[Dataset entries]

----------------------------------------

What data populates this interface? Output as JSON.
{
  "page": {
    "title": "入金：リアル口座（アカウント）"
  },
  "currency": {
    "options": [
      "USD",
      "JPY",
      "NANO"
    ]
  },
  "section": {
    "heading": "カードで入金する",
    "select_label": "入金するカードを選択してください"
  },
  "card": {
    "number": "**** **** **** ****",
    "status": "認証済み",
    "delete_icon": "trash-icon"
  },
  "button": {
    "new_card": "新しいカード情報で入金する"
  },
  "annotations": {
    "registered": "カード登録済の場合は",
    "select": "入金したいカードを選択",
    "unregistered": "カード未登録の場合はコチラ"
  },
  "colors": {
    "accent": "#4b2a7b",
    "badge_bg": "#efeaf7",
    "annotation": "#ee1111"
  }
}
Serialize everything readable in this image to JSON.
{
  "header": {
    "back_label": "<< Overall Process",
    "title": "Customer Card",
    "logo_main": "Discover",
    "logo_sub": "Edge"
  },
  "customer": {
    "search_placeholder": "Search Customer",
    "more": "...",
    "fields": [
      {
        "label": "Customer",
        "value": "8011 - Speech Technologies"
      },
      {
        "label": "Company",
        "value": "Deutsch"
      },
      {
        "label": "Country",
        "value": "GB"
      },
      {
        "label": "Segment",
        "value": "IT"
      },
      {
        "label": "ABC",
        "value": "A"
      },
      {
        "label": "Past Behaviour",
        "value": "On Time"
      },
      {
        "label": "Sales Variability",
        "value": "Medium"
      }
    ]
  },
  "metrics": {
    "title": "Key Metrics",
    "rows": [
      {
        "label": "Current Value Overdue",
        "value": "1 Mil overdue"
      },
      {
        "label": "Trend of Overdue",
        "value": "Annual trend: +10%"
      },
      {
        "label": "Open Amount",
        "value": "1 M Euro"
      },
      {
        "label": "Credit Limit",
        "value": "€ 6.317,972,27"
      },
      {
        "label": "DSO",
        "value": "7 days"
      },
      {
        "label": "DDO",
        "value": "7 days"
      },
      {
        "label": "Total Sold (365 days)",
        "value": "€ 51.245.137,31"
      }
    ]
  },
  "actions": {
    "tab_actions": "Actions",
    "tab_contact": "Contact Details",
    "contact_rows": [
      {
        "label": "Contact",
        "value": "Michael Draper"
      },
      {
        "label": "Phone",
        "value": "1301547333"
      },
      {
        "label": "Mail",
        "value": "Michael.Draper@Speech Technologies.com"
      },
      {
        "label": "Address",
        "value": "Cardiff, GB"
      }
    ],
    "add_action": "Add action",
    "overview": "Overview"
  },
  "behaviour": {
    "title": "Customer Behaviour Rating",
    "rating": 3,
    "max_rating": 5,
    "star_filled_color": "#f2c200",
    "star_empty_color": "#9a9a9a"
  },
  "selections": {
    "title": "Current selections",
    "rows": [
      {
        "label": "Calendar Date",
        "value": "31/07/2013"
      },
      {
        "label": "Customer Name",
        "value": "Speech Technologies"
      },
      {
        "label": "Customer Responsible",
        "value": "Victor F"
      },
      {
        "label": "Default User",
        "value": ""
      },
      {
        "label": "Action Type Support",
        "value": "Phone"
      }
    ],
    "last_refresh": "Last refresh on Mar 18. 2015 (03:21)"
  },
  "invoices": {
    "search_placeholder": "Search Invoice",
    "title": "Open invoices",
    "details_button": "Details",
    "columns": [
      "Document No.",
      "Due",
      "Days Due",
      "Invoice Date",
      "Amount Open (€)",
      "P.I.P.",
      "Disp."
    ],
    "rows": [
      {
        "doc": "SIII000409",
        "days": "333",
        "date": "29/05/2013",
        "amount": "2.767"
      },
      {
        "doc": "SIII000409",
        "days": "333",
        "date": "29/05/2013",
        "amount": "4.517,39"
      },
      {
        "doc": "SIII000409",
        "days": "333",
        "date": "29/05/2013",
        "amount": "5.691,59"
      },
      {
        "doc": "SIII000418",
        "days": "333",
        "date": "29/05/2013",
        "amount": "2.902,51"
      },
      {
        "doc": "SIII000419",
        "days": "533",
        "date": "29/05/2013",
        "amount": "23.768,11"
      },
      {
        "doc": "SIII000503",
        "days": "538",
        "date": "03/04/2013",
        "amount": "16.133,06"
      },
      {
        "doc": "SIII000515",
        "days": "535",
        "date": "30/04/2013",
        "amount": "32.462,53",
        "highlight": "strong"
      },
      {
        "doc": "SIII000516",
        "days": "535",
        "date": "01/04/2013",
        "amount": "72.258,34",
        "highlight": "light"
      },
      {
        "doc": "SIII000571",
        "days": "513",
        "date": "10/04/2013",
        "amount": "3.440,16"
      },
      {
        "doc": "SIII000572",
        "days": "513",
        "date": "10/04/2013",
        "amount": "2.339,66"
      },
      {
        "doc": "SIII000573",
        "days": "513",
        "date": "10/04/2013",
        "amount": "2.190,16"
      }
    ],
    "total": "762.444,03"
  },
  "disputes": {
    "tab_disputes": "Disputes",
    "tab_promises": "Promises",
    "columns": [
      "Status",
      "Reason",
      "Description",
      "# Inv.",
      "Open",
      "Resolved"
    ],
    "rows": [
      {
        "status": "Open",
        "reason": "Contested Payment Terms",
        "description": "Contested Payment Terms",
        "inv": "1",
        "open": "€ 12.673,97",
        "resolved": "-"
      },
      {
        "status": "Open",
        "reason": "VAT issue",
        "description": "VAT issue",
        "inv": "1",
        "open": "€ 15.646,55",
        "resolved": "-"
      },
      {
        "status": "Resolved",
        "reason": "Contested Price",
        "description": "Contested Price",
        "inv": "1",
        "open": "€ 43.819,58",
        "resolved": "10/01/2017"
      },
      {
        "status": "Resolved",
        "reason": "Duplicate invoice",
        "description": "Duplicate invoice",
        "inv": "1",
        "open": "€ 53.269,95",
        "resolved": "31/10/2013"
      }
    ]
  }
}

----------------------------------------

## The task
Repeat the material above in full, quoting it exactly.

## Answer to this exercise
What data populates this interface? Output as JSON.
{
  "page": {
    "title": "入金：リアル口座（アカウント）"
  },
  "currency": {
    "options": [
      "USD",
      "JPY",
      "NANO"
    ]
  },
  "section": {
    "heading": "カードで入金する",
    "select_label": "入金するカードを選択してください"
  },
  "card": {
    "number": "**** **** **** ****",
    "status": "認証済み",
    "delete_icon": "trash-icon"
  },
  "button": {
    "new_card": "新しいカード情報で入金する"
  },
  "annotations": {
    "registered": "カード登録済の場合は",
    "select": "入金したいカードを選択",
    "unregistered": "カード未登録の場合はコチラ"
  },
  "colors": {
    "accent": "#4b2a7b",
    "badge_bg": "#efeaf7",
    "annotation": "#ee1111"
  }
}
Serialize everything readable in this image to JSON.
{
  "header": {
    "back_label": "<< Overall Process",
    "title": "Customer Card",
    "logo_main": "Discover",
    "logo_sub": "Edge"
  },
  "customer": {
    "search_placeholder": "Search Customer",
    "more": "...",
    "fields": [
      {
        "label": "Customer",
        "value": "8011 - Speech Technologies"
      },
      {
        "label": "Company",
        "value": "Deutsch"
      },
      {
        "label": "Country",
        "value": "GB"
      },
      {
        "label": "Segment",
        "value": "IT"
      },
      {
        "label": "ABC",
        "value": "A"
      },
      {
        "label": "Past Behaviour",
        "value": "On Time"
      },
      {
        "label": "Sales Variability",
        "value": "Medium"
      }
    ]
  },
  "metrics": {
    "title": "Key Metrics",
    "rows": [
      {
        "label": "Current Value Overdue",
        "value": "1 Mil overdue"
      },
      {
        "label": "Trend of Overdue",
        "value": "Annual trend: +10%"
      },
      {
        "label": "Open Amount",
        "value": "1 M Euro"
      },
      {
        "label": "Credit Limit",
        "value": "€ 6.317,972,27"
      },
      {
        "label": "DSO",
        "value": "7 days"
      },
      {
        "label": "DDO",
        "value": "7 days"
      },
      {
        "label": "Total Sold (365 days)",
        "value": "€ 51.245.137,31"
      }
    ]
  },
  "actions": {
    "tab_actions": "Actions",
    "tab_contact": "Contact Details",
    "contact_rows": [
      {
        "label": "Contact",
        "value": "Michael Draper"
      },
      {
        "label": "Phone",
        "value": "1301547333"
      },
      {
        "label": "Mail",
        "value": "Michael.Draper@Speech Technologies.com"
      },
      {
        "label": "Address",
        "value": "Cardiff, GB"
      }
    ],
    "add_action": "Add action",
    "overview": "Overview"
  },
  "behaviour": {
    "title": "Customer Behaviour Rating",
    "rating": 3,
    "max_rating": 5,
    "star_filled_color": "#f2c200",
    "star_empty_color": "#9a9a9a"
  },
  "selections": {
    "title": "Current selections",
    "rows": [
      {
        "label": "Calendar Date",
        "value": "31/07/2013"
      },
      {
        "label": "Customer Name",
        "value": "Speech Technologies"
      },
      {
        "label": "Customer Responsible",
        "value": "Victor F"
      },
      {
        "label": "Default User",
        "value": ""
      },
      {
        "label": "Action Type Support",
        "value": "Phone"
      }
    ],
    "last_refresh": "Last refresh on Mar 18. 2015 (03:21)"
  },
  "invoices": {
    "search_placeholder": "Search Invoice",
    "title": "Open invoices",
    "details_button": "Details",
    "columns": [
      "Document No.",
      "Due",
      "Days Due",
      "Invoice Date",
      "Amount Open (€)",
      "P.I.P.",
      "Disp."
    ],
    "rows": [
      {
        "doc": "SIII000409",
        "days": "333",
        "date": "29/05/2013",
        "amount": "2.767"
      },
      {
        "doc": "SIII000409",
        "days": "333",
        "date": "29/05/2013",
        "amount": "4.517,39"
      },
      {
        "doc": "SIII000409",
        "days": "333",
        "date": "29/05/2013",
        "amount": "5.691,59"
      },
      {
        "doc": "SIII000418",
        "days": "333",
        "date": "29/05/2013",
        "amount": "2.902,51"
      },
      {
        "doc": "SIII000419",
        "days": "533",
        "date": "29/05/2013",
        "amount": "23.768,11"
      },
      {
        "doc": "SIII000503",
        "days": "538",
        "date": "03/04/2013",
        "amount": "16.133,06"
      },
      {
        "doc": "SIII000515",
        "days": "535",
        "date": "30/04/2013",
        "amount": "32.462,53",
        "highlight": "strong"
      },
      {
        "doc": "SIII000516",
        "days": "535",
        "date": "01/04/2013",
        "amount": "72.258,34",
        "highlight": "light"
      },
      {
        "doc": "SIII000571",
        "days": "513",
        "date": "10/04/2013",
        "amount": "3.440,16"
      },
      {
        "doc": "SIII000572",
        "days": "513",
        "date": "10/04/2013",
        "amount": "2.339,66"
      },
      {
        "doc": "SIII000573",
        "days": "513",
        "date": "10/04/2013",
        "amount": "2.190,16"
      }
    ],
    "total": "762.444,03"
  },
  "disputes": {
    "tab_disputes": "Disputes",
    "tab_promises": "Promises",
    "columns": [
      "Status",
      "Reason",
      "Description",
      "# Inv.",
      "Open",
      "Resolved"
    ],
    "rows": [
      {
        "status": "Open",
        "reason": "Contested Payment Terms",
        "description": "Contested Payment Terms",
        "inv": "1",
        "open": "€ 12.673,97",
        "resolved": "-"
      },
      {
        "status": "Open",
        "reason": "VAT issue",
        "description": "VAT issue",
        "inv": "1",
        "open": "€ 15.646,55",
        "resolved": "-"
      },
      {
        "status": "Resolved",
        "reason": "Contested Price",
        "description": "Contested Price",
        "inv": "1",
        "open": "€ 43.819,58",
        "resolved": "10/01/2017"
      },
      {
        "status": "Resolved",
        "reason": "Duplicate invoice",
        "description": "Duplicate invoice",
        "inv": "1",
        "open": "€ 53.269,95",
        "resolved": "31/10/2013"
      }
    ]
  }
}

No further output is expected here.